▸ TASK PROMPT:
Write out the whole listing word for word.

▸ Stored records:
--------------------------------------------------
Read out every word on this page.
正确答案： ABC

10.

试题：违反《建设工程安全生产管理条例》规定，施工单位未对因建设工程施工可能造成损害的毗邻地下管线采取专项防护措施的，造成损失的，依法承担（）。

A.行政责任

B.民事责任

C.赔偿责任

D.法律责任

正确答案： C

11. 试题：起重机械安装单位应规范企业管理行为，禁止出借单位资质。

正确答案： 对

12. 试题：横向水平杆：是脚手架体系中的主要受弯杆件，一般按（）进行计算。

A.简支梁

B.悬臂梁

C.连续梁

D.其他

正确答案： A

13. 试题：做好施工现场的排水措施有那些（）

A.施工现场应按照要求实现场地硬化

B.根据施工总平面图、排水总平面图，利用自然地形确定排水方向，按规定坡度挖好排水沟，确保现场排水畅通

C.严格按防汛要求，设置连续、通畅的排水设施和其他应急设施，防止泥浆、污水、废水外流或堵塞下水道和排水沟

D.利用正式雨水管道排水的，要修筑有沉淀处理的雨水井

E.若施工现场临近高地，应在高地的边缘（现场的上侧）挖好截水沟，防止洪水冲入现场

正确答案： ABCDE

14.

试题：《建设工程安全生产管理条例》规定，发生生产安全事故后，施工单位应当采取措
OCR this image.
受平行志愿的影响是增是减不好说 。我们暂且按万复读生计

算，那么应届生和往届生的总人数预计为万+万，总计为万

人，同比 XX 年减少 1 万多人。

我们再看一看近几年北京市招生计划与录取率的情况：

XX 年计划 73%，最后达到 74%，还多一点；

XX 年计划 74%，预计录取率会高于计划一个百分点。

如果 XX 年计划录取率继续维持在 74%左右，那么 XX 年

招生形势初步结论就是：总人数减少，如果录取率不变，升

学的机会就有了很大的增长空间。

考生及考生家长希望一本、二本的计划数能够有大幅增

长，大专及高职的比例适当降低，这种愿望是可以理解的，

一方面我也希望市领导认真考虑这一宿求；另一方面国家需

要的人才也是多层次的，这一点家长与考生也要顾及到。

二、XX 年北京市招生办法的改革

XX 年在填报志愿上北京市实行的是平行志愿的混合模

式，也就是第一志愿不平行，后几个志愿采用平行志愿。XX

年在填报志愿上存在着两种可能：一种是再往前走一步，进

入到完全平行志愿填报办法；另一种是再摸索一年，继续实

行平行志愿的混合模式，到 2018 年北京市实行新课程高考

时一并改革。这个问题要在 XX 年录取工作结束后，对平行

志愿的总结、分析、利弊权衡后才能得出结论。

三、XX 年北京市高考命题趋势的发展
--------------------------------------------------
▸ PROBLEM SOLUTION:
Read out every word on this page.
正确答案： ABC

10.

试题：违反《建设工程安全生产管理条例》规定，施工单位未对因建设工程施工可能造成损害的毗邻地下管线采取专项防护措施的，造成损失的，依法承担（）。

A.行政责任

B.民事责任

C.赔偿责任

D.法律责任

正确答案： C

11. 试题：起重机械安装单位应规范企业管理行为，禁止出借单位资质。

正确答案： 对

12. 试题：横向水平杆：是脚手架体系中的主要受弯杆件，一般按（）进行计算。

A.简支梁

B.悬臂梁

C.连续梁

D.其他

正确答案： A

13. 试题：做好施工现场的排水措施有那些（）

A.施工现场应按照要求实现场地硬化

B.根据施工总平面图、排水总平面图，利用自然地形确定排水方向，按规定坡度挖好排水沟，确保现场排水畅通

C.严格按防汛要求，设置连续、通畅的排水设施和其他应急设施，防止泥浆、污水、废水外流或堵塞下水道和排水沟

D.利用正式雨水管道排水的，要修筑有沉淀处理的雨水井

E.若施工现场临近高地，应在高地的边缘（现场的上侧）挖好截水沟，防止洪水冲入现场

正确答案： ABCDE

14.

试题：《建设工程安全生产管理条例》规定，发生生产安全事故后，施工单位应当采取措
OCR this image.
受平行志愿的影响是增是减不好说 。我们暂且按万复读生计

算，那么应届生和往届生的总人数预计为万+万，总计为万

人，同比 XX 年减少 1 万多人。

我们再看一看近几年北京市招生计划与录取率的情况：

XX 年计划 73%，最后达到 74%，还多一点；

XX 年计划 74%，预计录取率会高于计划一个百分点。

如果 XX 年计划录取率继续维持在 74%左右，那么 XX 年

招生形势初步结论就是：总人数减少，如果录取率不变，升

学的机会就有了很大的增长空间。

考生及考生家长希望一本、二本的计划数能够有大幅增

长，大专及高职的比例适当降低，这种愿望是可以理解的，

一方面我也希望市领导认真考虑这一宿求；另一方面国家需

要的人才也是多层次的，这一点家长与考生也要顾及到。

二、XX 年北京市招生办法的改革

XX 年在填报志愿上北京市实行的是平行志愿的混合模

式，也就是第一志愿不平行，后几个志愿采用平行志愿。XX

年在填报志愿上存在着两种可能：一种是再往前走一步，进

入到完全平行志愿填报办法；另一种是再摸索一年，继续实

行平行志愿的混合模式，到 2018 年北京市实行新课程高考

时一并改革。这个问题要在 XX 年录取工作结束后，对平行

志愿的总结、分析、利弊权衡后才能得出结论。

三、XX 年北京市高考命题趋势的发展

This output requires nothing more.